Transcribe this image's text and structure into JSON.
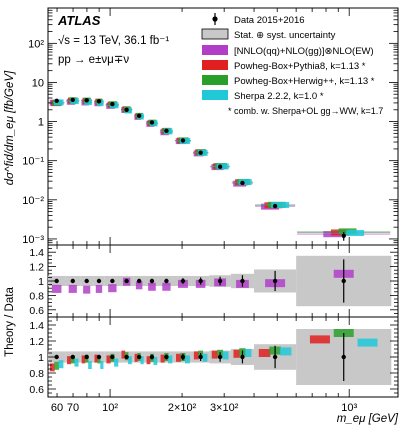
{
  "figure": {
    "atlas_label": "ATLAS",
    "energy_label": "√s = 13 TeV, 36.1 fb⁻¹",
    "process_label": "pp → e±νμ∓ν",
    "footnote": "* comb. w. Sherpa+OL gg→WW, k=1.7"
  },
  "legend": {
    "data": "Data 2015+2016",
    "uncertainty": "Stat. ⊕ syst. uncertainty",
    "nnlo": "[NNLO(qq)+NLO(gg)]⊗NLO(EW)",
    "pythia": "Powheg-Box+Pythia8, k=1.13 *",
    "herwig": "Powheg-Box+Herwig++, k=1.13 *",
    "sherpa": "Sherpa 2.2.2, k=1.0 *"
  },
  "axes": {
    "top_ylabel": "dσ^fid/dm_eμ [fb/GeV]",
    "ratio_ylabel": "Theory / Data",
    "xlabel": "m_eμ [GeV]"
  },
  "colors": {
    "data": "#000000",
    "uncertainty_band": "#c8c8c8",
    "nnlo": "#b23ec8",
    "pythia": "#e02020",
    "herwig": "#2aa02a",
    "sherpa": "#20c8d8"
  },
  "chart_data": {
    "type": "scatter",
    "x_scale": "log",
    "xlim": [
      55,
      1600
    ],
    "x_ticks": [
      {
        "value": 60,
        "label": "60"
      },
      {
        "value": 70,
        "label": "70"
      },
      {
        "value": 100,
        "label": "10²"
      },
      {
        "value": 200,
        "label": "2×10²"
      },
      {
        "value": 300,
        "label": "3×10²"
      },
      {
        "value": 1000,
        "label": "10³"
      }
    ],
    "bin_edges": [
      55,
      65,
      75,
      85,
      95,
      110,
      125,
      140,
      160,
      185,
      220,
      260,
      320,
      400,
      600,
      1500
    ],
    "top": {
      "y_scale": "log",
      "ylim": [
        0.0007,
        800
      ],
      "y_ticks": [
        {
          "value": 0.001,
          "label": "10⁻³"
        },
        {
          "value": 0.01,
          "label": "10⁻²"
        },
        {
          "value": 0.1,
          "label": "10⁻¹"
        },
        {
          "value": 1,
          "label": "1"
        },
        {
          "value": 10,
          "label": "10"
        },
        {
          "value": 100,
          "label": "10²"
        }
      ],
      "data_values": [
        3.4,
        3.6,
        3.5,
        3.3,
        2.8,
        2.0,
        1.4,
        0.95,
        0.58,
        0.33,
        0.16,
        0.07,
        0.027,
        0.0069,
        0.0012
      ],
      "data_errors": [
        0.15,
        0.15,
        0.15,
        0.14,
        0.12,
        0.09,
        0.06,
        0.04,
        0.025,
        0.015,
        0.008,
        0.004,
        0.0015,
        0.0005,
        0.0003
      ]
    },
    "ratio1": {
      "ylim": [
        0.5,
        1.5
      ],
      "y_ticks": [
        {
          "value": 0.6,
          "label": "0.6"
        },
        {
          "value": 0.8,
          "label": "0.8"
        },
        {
          "value": 1.0,
          "label": "1"
        },
        {
          "value": 1.2,
          "label": "1.2"
        },
        {
          "value": 1.4,
          "label": "1.4"
        }
      ],
      "band_halfwidth": [
        0.07,
        0.07,
        0.07,
        0.07,
        0.07,
        0.07,
        0.07,
        0.07,
        0.07,
        0.07,
        0.07,
        0.08,
        0.1,
        0.16,
        0.35
      ],
      "data_stat": [
        0.02,
        0.02,
        0.02,
        0.02,
        0.02,
        0.02,
        0.02,
        0.03,
        0.03,
        0.04,
        0.05,
        0.06,
        0.08,
        0.14,
        0.3
      ],
      "series": [
        {
          "name": "[NNLO(qq)+NLO(gg)]⊗NLO(EW)",
          "values": [
            0.89,
            0.89,
            0.88,
            0.89,
            0.9,
            0.99,
            0.94,
            0.92,
            0.92,
            0.96,
            0.96,
            0.98,
            0.96,
            0.97,
            1.1
          ]
        }
      ]
    },
    "ratio2": {
      "ylim": [
        0.5,
        1.5
      ],
      "y_ticks": [
        {
          "value": 0.6,
          "label": "0.6"
        },
        {
          "value": 0.8,
          "label": "0.8"
        },
        {
          "value": 1.0,
          "label": "1"
        },
        {
          "value": 1.2,
          "label": "1.2"
        },
        {
          "value": 1.4,
          "label": "1.4"
        }
      ],
      "band_halfwidth": [
        0.07,
        0.07,
        0.07,
        0.07,
        0.07,
        0.07,
        0.07,
        0.07,
        0.07,
        0.07,
        0.07,
        0.08,
        0.1,
        0.16,
        0.35
      ],
      "data_stat": [
        0.02,
        0.02,
        0.02,
        0.02,
        0.02,
        0.02,
        0.02,
        0.03,
        0.03,
        0.04,
        0.05,
        0.06,
        0.08,
        0.14,
        0.3
      ],
      "series": [
        {
          "name": "Powheg-Box+Pythia8, k=1.13 *",
          "values": [
            0.87,
            0.96,
            0.97,
            0.98,
            0.97,
            1.03,
            0.99,
            0.96,
            0.98,
            0.99,
            1.02,
            1.03,
            1.04,
            1.05,
            1.22
          ]
        },
        {
          "name": "Powheg-Box+Herwig++, k=1.13 *",
          "values": [
            0.89,
            0.97,
            0.98,
            0.97,
            0.99,
            1.01,
            1.0,
            0.99,
            1.0,
            1.0,
            1.03,
            1.04,
            1.06,
            1.08,
            1.3
          ]
        },
        {
          "name": "Sherpa 2.2.2, k=1.0 *",
          "values": [
            0.91,
            0.93,
            0.9,
            0.9,
            0.93,
            0.96,
            0.96,
            0.95,
            0.97,
            0.97,
            0.99,
            1.02,
            1.05,
            1.07,
            1.18
          ]
        }
      ]
    }
  }
}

________________________________________

- [Written instruction] Retype the data above exactly; pictures are not part of the copy.

- [Response to this task]
Transcribe this image's text and structure into JSON.
{
  "figure": {
    "atlas_label": "ATLAS",
    "energy_label": "√s = 13 TeV, 36.1 fb⁻¹",
    "process_label": "pp → e±νμ∓ν",
    "footnote": "* comb. w. Sherpa+OL gg→WW, k=1.7"
  },
  "legend": {
    "data": "Data 2015+2016",
    "uncertainty": "Stat. ⊕ syst. uncertainty",
    "nnlo": "[NNLO(qq)+NLO(gg)]⊗NLO(EW)",
    "pythia": "Powheg-Box+Pythia8, k=1.13 *",
    "herwig": "Powheg-Box+Herwig++, k=1.13 *",
    "sherpa": "Sherpa 2.2.2, k=1.0 *"
  },
  "axes": {
    "top_ylabel": "dσ^fid/dm_eμ [fb/GeV]",
    "ratio_ylabel": "Theory / Data",
    "xlabel": "m_eμ [GeV]"
  },
  "colors": {
    "data": "#000000",
    "uncertainty_band": "#c8c8c8",
    "nnlo": "#b23ec8",
    "pythia": "#e02020",
    "herwig": "#2aa02a",
    "sherpa": "#20c8d8"
  },
  "chart_data": {
    "type": "scatter",
    "x_scale": "log",
    "xlim": [
      55,
      1600
    ],
    "x_ticks": [
      {
        "value": 60,
        "label": "60"
      },
      {
        "value": 70,
        "label": "70"
      },
      {
        "value": 100,
        "label": "10²"
      },
      {
        "value": 200,
        "label": "2×10²"
      },
      {
        "value": 300,
        "label": "3×10²"
      },
      {
        "value": 1000,
        "label": "10³"
      }
    ],
    "bin_edges": [
      55,
      65,
      75,
      85,
      95,
      110,
      125,
      140,
      160,
      185,
      220,
      260,
      320,
      400,
      600,
      1500
    ],
    "top": {
      "y_scale": "log",
      "ylim": [
        0.0007,
        800
      ],
      "y_ticks": [
        {
          "value": 0.001,
          "label": "10⁻³"
        },
        {
          "value": 0.01,
          "label": "10⁻²"
        },
        {
          "value": 0.1,
          "label": "10⁻¹"
        },
        {
          "value": 1,
          "label": "1"
        },
        {
          "value": 10,
          "label": "10"
        },
        {
          "value": 100,
          "label": "10²"
        }
      ],
      "data_values": [
        3.4,
        3.6,
        3.5,
        3.3,
        2.8,
        2.0,
        1.4,
        0.95,
        0.58,
        0.33,
        0.16,
        0.07,
        0.027,
        0.0069,
        0.0012
      ],
      "data_errors": [
        0.15,
        0.15,
        0.15,
        0.14,
        0.12,
        0.09,
        0.06,
        0.04,
        0.025,
        0.015,
        0.008,
        0.004,
        0.0015,
        0.0005,
        0.0003
      ]
    },
    "ratio1": {
      "ylim": [
        0.5,
        1.5
      ],
      "y_ticks": [
        {
          "value": 0.6,
          "label": "0.6"
        },
        {
          "value": 0.8,
          "label": "0.8"
        },
        {
          "value": 1.0,
          "label": "1"
        },
        {
          "value": 1.2,
          "label": "1.2"
        },
        {
          "value": 1.4,
          "label": "1.4"
        }
      ],
      "band_halfwidth": [
        0.07,
        0.07,
        0.07,
        0.07,
        0.07,
        0.07,
        0.07,
        0.07,
        0.07,
        0.07,
        0.07,
        0.08,
        0.1,
        0.16,
        0.35
      ],
      "data_stat": [
        0.02,
        0.02,
        0.02,
        0.02,
        0.02,
        0.02,
        0.02,
        0.03,
        0.03,
        0.04,
        0.05,
        0.06,
        0.08,
        0.14,
        0.3
      ],
      "series": [
        {
          "name": "[NNLO(qq)+NLO(gg)]⊗NLO(EW)",
          "values": [
            0.89,
            0.89,
            0.88,
            0.89,
            0.9,
            0.99,
            0.94,
            0.92,
            0.92,
            0.96,
            0.96,
            0.98,
            0.96,
            0.97,
            1.1
          ]
        }
      ]
    },
    "ratio2": {
      "ylim": [
        0.5,
        1.5
      ],
      "y_ticks": [
        {
          "value": 0.6,
          "label": "0.6"
        },
        {
          "value": 0.8,
          "label": "0.8"
        },
        {
          "value": 1.0,
          "label": "1"
        },
        {
          "value": 1.2,
          "label": "1.2"
        },
        {
          "value": 1.4,
          "label": "1.4"
        }
      ],
      "band_halfwidth": [
        0.07,
        0.07,
        0.07,
        0.07,
        0.07,
        0.07,
        0.07,
        0.07,
        0.07,
        0.07,
        0.07,
        0.08,
        0.1,
        0.16,
        0.35
      ],
      "data_stat": [
        0.02,
        0.02,
        0.02,
        0.02,
        0.02,
        0.02,
        0.02,
        0.03,
        0.03,
        0.04,
        0.05,
        0.06,
        0.08,
        0.14,
        0.3
      ],
      "series": [
        {
          "name": "Powheg-Box+Pythia8, k=1.13 *",
          "values": [
            0.87,
            0.96,
            0.97,
            0.98,
            0.97,
            1.03,
            0.99,
            0.96,
            0.98,
            0.99,
            1.02,
            1.03,
            1.04,
            1.05,
            1.22
          ]
        },
        {
          "name": "Powheg-Box+Herwig++, k=1.13 *",
          "values": [
            0.89,
            0.97,
            0.98,
            0.97,
            0.99,
            1.01,
            1.0,
            0.99,
            1.0,
            1.0,
            1.03,
            1.04,
            1.06,
            1.08,
            1.3
          ]
        },
        {
          "name": "Sherpa 2.2.2, k=1.0 *",
          "values": [
            0.91,
            0.93,
            0.9,
            0.9,
            0.93,
            0.96,
            0.96,
            0.95,
            0.97,
            0.97,
            0.99,
            1.02,
            1.05,
            1.07,
            1.18
          ]
        }
      ]
    }
  }
}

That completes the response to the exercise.